SET TASK:
Search the material for the string "label", then return every line where it is found.
◇ ◇ ◇
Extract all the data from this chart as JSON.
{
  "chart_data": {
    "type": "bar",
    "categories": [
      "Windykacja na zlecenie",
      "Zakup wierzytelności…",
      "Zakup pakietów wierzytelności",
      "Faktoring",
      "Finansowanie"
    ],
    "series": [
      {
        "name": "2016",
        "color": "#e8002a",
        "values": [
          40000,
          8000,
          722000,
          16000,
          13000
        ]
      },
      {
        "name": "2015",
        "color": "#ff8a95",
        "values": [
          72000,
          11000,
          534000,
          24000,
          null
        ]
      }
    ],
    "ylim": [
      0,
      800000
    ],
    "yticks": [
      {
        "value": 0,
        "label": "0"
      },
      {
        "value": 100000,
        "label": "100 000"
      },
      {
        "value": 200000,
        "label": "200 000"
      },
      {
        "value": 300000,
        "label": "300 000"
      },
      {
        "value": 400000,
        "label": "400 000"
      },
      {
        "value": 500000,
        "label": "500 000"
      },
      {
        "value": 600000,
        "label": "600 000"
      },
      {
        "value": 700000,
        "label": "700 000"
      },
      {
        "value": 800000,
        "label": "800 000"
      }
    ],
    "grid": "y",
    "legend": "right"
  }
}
◇ ◇ ◇
FINAL RESULT:
        "label": "0"
        "label": "100 000"
        "label": "200 000"
        "label": "300 000"
        "label": "400 000"
        "label": "500 000"
        "label": "600 000"
        "label": "700 000"
        "label": "800 000"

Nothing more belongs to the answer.